TASK BRIEF | Quote each record exactly, please, leaving none out.

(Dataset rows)
——————
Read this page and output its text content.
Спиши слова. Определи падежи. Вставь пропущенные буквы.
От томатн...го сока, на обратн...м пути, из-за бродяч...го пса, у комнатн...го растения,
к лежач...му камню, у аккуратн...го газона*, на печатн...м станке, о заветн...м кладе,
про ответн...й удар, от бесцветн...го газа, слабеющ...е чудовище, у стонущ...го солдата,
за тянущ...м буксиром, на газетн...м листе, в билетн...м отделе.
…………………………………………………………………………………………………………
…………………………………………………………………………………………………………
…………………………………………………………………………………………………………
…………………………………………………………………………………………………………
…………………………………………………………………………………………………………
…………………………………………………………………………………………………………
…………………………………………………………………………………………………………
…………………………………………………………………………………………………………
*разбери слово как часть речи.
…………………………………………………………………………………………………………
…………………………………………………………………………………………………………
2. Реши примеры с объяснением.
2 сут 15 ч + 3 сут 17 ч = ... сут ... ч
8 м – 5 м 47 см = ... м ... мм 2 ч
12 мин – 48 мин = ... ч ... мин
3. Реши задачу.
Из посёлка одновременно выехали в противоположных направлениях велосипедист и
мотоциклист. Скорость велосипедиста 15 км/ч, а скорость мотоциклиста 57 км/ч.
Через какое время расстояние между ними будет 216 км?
——————
SOLUTION FOR THIS EXERCISE |
Read this page and output its text content.
Спиши слова. Определи падежи. Вставь пропущенные буквы.
От томатн...го сока, на обратн...м пути, из-за бродяч...го пса, у комнатн...го растения,
к лежач...му камню, у аккуратн...го газона*, на печатн...м станке, о заветн...м кладе,
про ответн...й удар, от бесцветн...го газа, слабеющ...е чудовище, у стонущ...го солдата,
за тянущ...м буксиром, на газетн...м листе, в билетн...м отделе.
…………………………………………………………………………………………………………
…………………………………………………………………………………………………………
…………………………………………………………………………………………………………
…………………………………………………………………………………………………………
…………………………………………………………………………………………………………
…………………………………………………………………………………………………………
…………………………………………………………………………………………………………
…………………………………………………………………………………………………………
*разбери слово как часть речи.
…………………………………………………………………………………………………………
…………………………………………………………………………………………………………
2. Реши примеры с объяснением.
2 сут 15 ч + 3 сут 17 ч = ... сут ... ч
8 м – 5 м 47 см = ... м ... мм 2 ч
12 мин – 48 мин = ... ч ... мин
3. Реши задачу.
Из посёлка одновременно выехали в противоположных направлениях велосипедист и
мотоциклист. Скорость велосипедиста 15 км/ч, а скорость мотоциклиста 57 км/ч.
Через какое время расстояние между ними будет 216 км?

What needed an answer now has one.